* [书面练习] 把从数据的第一行起、到包含“- menu-render[interactable]: Render: [102, 29, 141, 43]”的那一行为止的各行排成一个 Markdown 表格，首尾两行都包括在内，空行略去。表格设两列，列名分别为“序号”和“文本”。
——————————
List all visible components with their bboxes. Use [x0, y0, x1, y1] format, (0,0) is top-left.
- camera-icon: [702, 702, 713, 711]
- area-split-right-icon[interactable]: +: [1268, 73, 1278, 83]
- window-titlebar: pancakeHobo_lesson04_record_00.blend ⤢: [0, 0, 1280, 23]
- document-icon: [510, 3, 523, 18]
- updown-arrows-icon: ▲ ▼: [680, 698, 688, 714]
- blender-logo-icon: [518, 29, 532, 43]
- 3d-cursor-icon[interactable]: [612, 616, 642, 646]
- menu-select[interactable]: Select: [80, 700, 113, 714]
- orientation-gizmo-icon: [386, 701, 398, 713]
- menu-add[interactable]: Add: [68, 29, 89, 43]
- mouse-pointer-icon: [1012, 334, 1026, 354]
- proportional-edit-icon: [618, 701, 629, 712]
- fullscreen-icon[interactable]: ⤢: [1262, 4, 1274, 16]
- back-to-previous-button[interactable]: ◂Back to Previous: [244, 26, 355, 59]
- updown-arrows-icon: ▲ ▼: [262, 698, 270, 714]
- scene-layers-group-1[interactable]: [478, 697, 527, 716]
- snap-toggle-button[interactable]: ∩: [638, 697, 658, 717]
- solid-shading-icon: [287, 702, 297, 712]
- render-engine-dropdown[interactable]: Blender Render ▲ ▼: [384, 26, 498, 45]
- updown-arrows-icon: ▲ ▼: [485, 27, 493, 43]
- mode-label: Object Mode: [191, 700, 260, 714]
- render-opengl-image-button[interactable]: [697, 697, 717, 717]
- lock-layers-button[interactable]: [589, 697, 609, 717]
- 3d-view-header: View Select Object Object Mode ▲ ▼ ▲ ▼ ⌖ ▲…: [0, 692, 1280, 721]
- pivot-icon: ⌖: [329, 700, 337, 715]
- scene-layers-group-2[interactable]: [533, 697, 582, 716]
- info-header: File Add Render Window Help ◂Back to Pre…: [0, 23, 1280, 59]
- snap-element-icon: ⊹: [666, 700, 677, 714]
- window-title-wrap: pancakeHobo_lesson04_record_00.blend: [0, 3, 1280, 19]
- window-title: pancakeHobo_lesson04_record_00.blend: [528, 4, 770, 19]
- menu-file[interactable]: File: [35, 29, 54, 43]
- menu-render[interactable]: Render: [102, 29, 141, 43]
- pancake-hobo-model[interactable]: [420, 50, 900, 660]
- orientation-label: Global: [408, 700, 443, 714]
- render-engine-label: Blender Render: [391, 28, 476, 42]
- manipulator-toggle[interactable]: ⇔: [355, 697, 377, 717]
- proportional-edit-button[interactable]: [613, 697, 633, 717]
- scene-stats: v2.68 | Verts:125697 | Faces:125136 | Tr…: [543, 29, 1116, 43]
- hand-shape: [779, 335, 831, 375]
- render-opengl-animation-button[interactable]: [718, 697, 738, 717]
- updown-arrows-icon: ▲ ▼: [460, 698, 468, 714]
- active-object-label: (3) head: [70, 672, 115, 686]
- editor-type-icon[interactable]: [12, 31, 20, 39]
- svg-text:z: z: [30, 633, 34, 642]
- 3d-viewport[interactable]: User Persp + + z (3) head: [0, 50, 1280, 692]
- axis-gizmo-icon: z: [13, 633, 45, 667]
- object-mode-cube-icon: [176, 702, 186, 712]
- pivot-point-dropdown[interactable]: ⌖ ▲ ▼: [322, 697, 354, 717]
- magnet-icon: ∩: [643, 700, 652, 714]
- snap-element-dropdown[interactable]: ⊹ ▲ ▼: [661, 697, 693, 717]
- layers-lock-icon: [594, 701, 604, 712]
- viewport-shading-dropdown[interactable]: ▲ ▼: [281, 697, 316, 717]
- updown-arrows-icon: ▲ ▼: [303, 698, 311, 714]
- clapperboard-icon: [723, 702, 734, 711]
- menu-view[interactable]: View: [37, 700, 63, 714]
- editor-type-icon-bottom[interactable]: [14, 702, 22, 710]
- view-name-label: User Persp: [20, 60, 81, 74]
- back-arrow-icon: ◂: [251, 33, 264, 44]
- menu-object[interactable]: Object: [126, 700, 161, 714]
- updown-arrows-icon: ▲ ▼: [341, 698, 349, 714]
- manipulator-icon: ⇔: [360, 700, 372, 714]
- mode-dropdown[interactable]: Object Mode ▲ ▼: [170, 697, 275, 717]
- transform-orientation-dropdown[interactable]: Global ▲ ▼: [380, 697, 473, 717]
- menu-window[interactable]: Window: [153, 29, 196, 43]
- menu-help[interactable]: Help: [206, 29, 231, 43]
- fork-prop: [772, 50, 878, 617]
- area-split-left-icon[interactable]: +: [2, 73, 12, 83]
——————————
* [书面回答]
| 序号 | 文本 |
|---|---|
| 1 | List all visible components with their bboxes. Use [x0, y0, x1, y1] format, (0,0) is top-left. |
| 2 | - camera-icon: [702, 702, 713, 711] |
| 3 | - area-split-right-icon[interactable]: +: [1268, 73, 1278, 83] |
| 4 | - window-titlebar: pancakeHobo_lesson04_record_00.blend ⤢: [0, 0, 1280, 23] |
| 5 | - document-icon: [510, 3, 523, 18] |
| 6 | - updown-arrows-icon: ▲ ▼: [680, 698, 688, 714] |
| 7 | - blender-logo-icon: [518, 29, 532, 43] |
| 8 | - 3d-cursor-icon[interactable]: [612, 616, 642, 646] |
| 9 | - menu-select[interactable]: Select: [80, 700, 113, 714] |
| 10 | - orientation-gizmo-icon: [386, 701, 398, 713] |
| 11 | - menu-add[interactable]: Add: [68, 29, 89, 43] |
| 12 | - mouse-pointer-icon: [1012, 334, 1026, 354] |
| 13 | - proportional-edit-icon: [618, 701, 629, 712] |
| 14 | - fullscreen-icon[interactable]: ⤢: [1262, 4, 1274, 16] |
| 15 | - back-to-previous-button[interactable]: ◂Back to Previous: [244, 26, 355, 59] |
| 16 | - updown-arrows-icon: ▲ ▼: [262, 698, 270, 714] |
| 17 | - scene-layers-group-1[interactable]: [478, 697, 527, 716] |
| 18 | - snap-toggle-button[interactable]: ∩: [638, 697, 658, 717] |
| 19 | - solid-shading-icon: [287, 702, 297, 712] |
| 20 | - render-engine-dropdown[interactable]: Blender Render ▲ ▼: [384, 26, 498, 45] |
| 21 | - updown-arrows-icon: ▲ ▼: [485, 27, 493, 43] |
| 22 | - mode-label: Object Mode: [191, 700, 260, 714] |
| 23 | - render-opengl-image-button[interactable]: [697, 697, 717, 717] |
| 24 | - lock-layers-button[interactable]: [589, 697, 609, 717] |
| 25 | - 3d-view-header: View Select Object Object Mode ▲ ▼ ▲ ▼ ⌖ ▲…: [0, 692, 1280, 721] |
| 26 | - pivot-icon: ⌖: [329, 700, 337, 715] |
| 27 | - scene-layers-group-2[interactable]: [533, 697, 582, 716] |
| 28 | - info-header: File Add Render Window Help ◂Back to Pre…: [0, 23, 1280, 59] |
| 29 | - snap-element-icon: ⊹: [666, 700, 677, 714] |
| 30 | - window-title-wrap: pancakeHobo_lesson04_record_00.blend: [0, 3, 1280, 19] |
| 31 | - window-title: pancakeHobo_lesson04_record_00.blend: [528, 4, 770, 19] |
| 32 | - menu-file[interactable]: File: [35, 29, 54, 43] |
| 33 | - menu-render[interactable]: Render: [102, 29, 141, 43] |